### TEXTAUSZUG
────────
Arbeitsplan 2008 umfasst 95 Themen

Koalitionsfriede

Arbeitsplan 2008 umfasst 95 Themen

Die Koalition hat sich einen Arbeitsplan für 2008 verordnet. Der Plan, der am Mittwoch im Ministerrat beschlossen wurde, enthält gezählte 95 Themen, deren Behandlung bzw. Erledigung exakt terminisiert wurde.

Hier geht's zum Regierungs-Original

April
Im April soll die Steuerreformkommission eingesetzt werden. Bis Oktober soll die politische Einigung bei der Steuerreform 2010 erzielt werden. Ebenfalls noch im April steht ein Paket für ältere Arbeitnehmer auf dem Programm.

Mai
Für Mai ist die Umsetzung der Mindestsicherung in Aussicht gestellt und die Realisierung der Sexualstraftäter-Datei.

Juni
Im Juni - während der EURO 08 - steht die Familienrechtsreform plus Homo-Partnerschaft an, das neue Ökostromgesetz und die Bildungsstandards. Regierungsintern sollen Richtlinien für die Öffentlichkeitsarbeit erlassen werden und ein "Code of Conduct", also Verhaltensregeln für Ministerbüros.

Juli
Schwerpunkt im Juli ist die Verfassungs- und Verwaltungsreform samt Punktation zu den Landesverwaltungsgerichten und Neuordnung der Schulverwaltung. Weiters sollen die Invaliditätspensionen neu geregelt, die Integrationsplattform präsentiert und die Online-Durchsuchung umgesetzt werden. Im August steht die EU-Wegekostenrichtlinie auf dem Regierungs-Fahrplan.
────────
### ROHDATEN
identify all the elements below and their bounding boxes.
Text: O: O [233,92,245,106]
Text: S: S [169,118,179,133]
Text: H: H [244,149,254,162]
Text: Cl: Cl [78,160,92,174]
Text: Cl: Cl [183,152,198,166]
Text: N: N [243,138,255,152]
────────
### AUFGABEN
[1] Geben Sie den Abschnitt des Textauszugs zum Arbeitsplan 2008 wieder, der bei „Hier geht's zum“ beginnt und bei „Verhaltensregeln für Ministerbüros.“ endet, und benennen Sie dabei „Steuerreformkommission“ in „Steuerkommission“ um.
[2] Fassen Sie den Textauszug zum Arbeitsplan 2008 in zwei Sätzen zusammen.
Stützen Sie sich ausschließlich auf den Textauszug.

### LÖSUNGEN
[1]
Hier geht's zum Regierungs-Original

April
Im April soll die Steuerkommission eingesetzt werden. Bis Oktober soll die politische Einigung bei der Steuerreform 2010 erzielt werden. Ebenfalls noch im April steht ein Paket für ältere Arbeitnehmer auf dem Programm.

Mai
Für Mai ist die Umsetzung der Mindestsicherung in Aussicht gestellt und die Realisierung der Sexualstraftäter-Datei.

Juni
Im Juni - während der EURO 08 - steht die Familienrechtsreform plus Homo-Partnerschaft an, das neue Ökostromgesetz und die Bildungsstandards. Regierungsintern sollen Richtlinien für die Öffentlichkeitsarbeit erlassen werden und ein "Code of Conduct", also Verhaltensregeln für Ministerbüros.

[2] Die Koalition hat im Ministerrat einen Arbeitsplan für 2008 beschlossen, der 95 Themen mit genau festgelegten Terminen enthält. Vorgesehen sind unter anderem die Einsetzung der Steuerreformkommission im April, die Mindestsicherung im Mai, die Familienrechtsreform im Juni und die Verfassungs- und Verwaltungsreform im Juli.